# GOAL
Below are the records. List every line holding the word "effects".

───── DATA IN THIS EXERCISE

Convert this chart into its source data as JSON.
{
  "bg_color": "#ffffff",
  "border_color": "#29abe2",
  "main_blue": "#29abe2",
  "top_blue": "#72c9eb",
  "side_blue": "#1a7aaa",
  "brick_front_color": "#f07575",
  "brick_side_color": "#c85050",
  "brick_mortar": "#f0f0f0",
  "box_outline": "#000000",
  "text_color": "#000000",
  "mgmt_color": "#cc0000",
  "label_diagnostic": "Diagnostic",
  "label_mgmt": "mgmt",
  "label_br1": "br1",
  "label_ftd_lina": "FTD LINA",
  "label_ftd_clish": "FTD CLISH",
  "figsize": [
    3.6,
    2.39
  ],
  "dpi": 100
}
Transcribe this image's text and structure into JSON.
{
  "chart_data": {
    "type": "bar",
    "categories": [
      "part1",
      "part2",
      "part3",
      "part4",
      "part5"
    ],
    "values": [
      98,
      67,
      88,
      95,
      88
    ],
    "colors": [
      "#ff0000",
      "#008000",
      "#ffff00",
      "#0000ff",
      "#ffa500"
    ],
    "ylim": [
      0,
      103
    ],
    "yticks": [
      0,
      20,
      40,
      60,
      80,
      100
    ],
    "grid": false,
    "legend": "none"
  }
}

──────────
───── DATA IN THIS EXERCISE

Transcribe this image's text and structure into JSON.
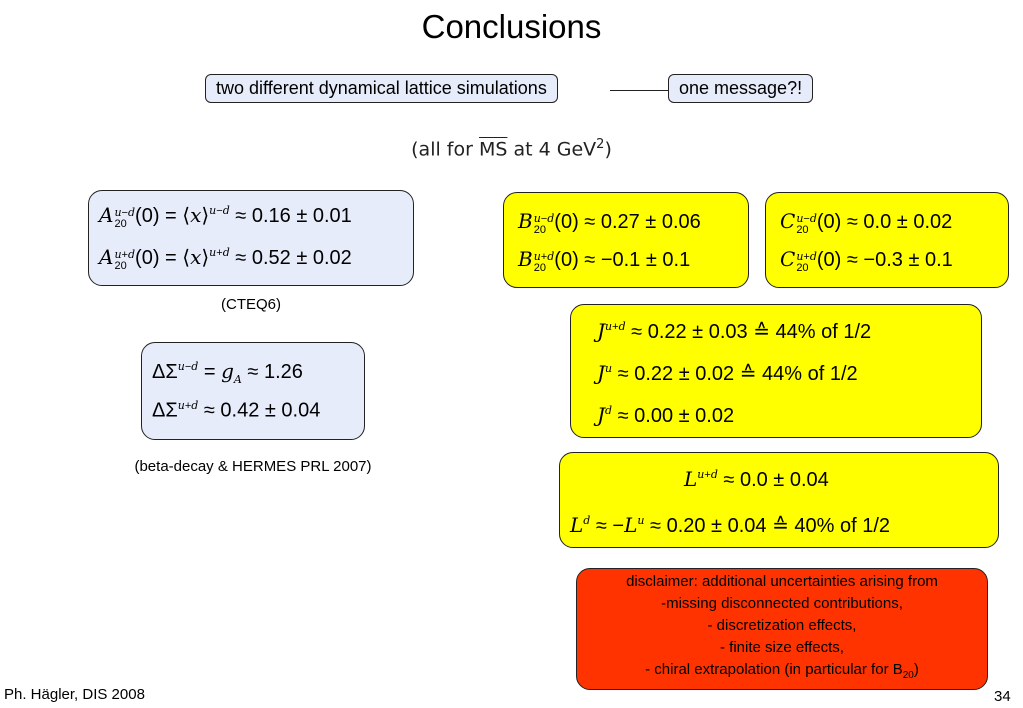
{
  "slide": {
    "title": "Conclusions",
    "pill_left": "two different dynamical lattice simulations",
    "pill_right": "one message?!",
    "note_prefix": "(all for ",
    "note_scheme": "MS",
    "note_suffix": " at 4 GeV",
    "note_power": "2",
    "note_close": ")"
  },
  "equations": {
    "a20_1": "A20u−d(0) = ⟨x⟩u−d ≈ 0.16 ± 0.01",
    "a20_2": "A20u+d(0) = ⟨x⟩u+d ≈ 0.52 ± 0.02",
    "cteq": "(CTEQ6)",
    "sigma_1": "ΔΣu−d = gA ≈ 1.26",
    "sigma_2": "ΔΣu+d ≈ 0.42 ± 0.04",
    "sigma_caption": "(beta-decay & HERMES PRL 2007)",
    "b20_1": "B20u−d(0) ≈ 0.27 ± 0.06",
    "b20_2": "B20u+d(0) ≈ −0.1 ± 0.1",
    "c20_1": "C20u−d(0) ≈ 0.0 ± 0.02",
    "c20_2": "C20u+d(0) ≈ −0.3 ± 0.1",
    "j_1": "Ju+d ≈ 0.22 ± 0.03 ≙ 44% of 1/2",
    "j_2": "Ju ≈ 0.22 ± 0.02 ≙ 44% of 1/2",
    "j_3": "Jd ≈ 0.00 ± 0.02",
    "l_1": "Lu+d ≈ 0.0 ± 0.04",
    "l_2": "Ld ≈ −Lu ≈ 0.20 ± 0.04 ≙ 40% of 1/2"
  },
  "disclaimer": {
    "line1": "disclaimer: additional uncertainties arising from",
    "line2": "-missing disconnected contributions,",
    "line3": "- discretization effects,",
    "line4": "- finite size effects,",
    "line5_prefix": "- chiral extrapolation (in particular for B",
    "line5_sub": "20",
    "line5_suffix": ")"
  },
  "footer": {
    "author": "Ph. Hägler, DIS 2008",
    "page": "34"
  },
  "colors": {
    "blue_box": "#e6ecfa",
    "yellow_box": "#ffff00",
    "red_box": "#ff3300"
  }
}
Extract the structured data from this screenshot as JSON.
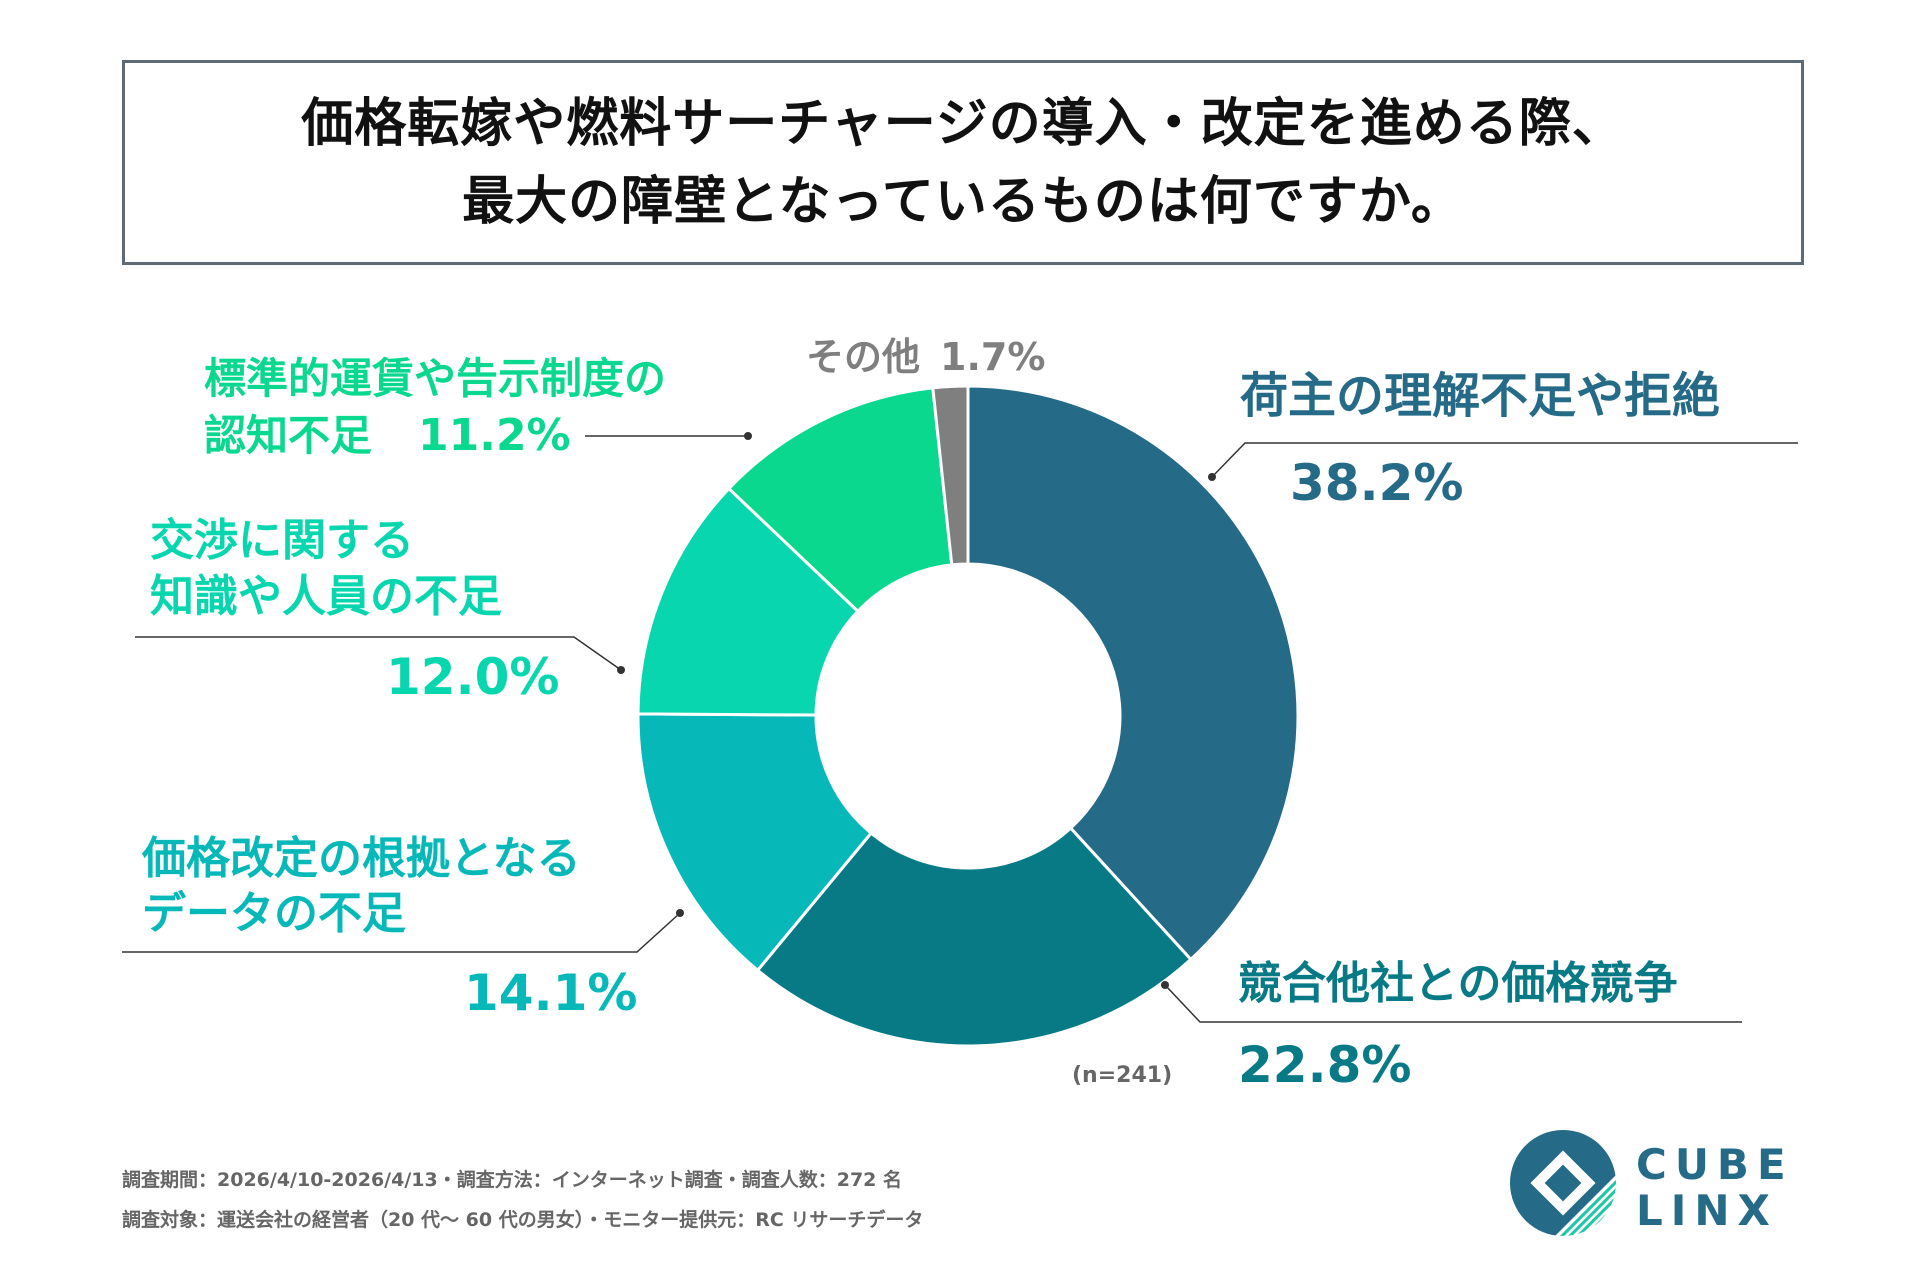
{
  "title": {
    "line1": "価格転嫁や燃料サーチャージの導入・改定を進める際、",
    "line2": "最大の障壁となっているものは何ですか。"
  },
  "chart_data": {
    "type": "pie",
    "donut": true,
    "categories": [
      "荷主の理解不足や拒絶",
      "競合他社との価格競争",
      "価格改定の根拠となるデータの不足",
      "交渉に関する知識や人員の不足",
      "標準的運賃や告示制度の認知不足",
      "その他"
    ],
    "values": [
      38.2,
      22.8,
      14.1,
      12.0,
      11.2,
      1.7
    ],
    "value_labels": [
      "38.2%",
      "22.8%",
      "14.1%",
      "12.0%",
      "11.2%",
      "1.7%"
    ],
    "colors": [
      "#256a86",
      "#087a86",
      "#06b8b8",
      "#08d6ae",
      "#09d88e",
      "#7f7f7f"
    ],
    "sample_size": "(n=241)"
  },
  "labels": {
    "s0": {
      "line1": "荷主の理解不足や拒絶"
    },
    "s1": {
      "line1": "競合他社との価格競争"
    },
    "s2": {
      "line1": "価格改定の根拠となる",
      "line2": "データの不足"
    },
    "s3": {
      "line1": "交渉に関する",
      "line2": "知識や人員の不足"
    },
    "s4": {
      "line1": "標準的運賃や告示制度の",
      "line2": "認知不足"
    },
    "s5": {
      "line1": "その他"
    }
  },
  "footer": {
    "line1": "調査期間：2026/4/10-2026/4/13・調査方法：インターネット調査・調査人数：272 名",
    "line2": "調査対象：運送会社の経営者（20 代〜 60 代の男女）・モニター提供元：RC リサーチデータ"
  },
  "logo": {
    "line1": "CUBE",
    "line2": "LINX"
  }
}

──────────

# WRITTEN RESPONSE
    "line3": "- discretization effects,",
    "line4": "- finite size effects,",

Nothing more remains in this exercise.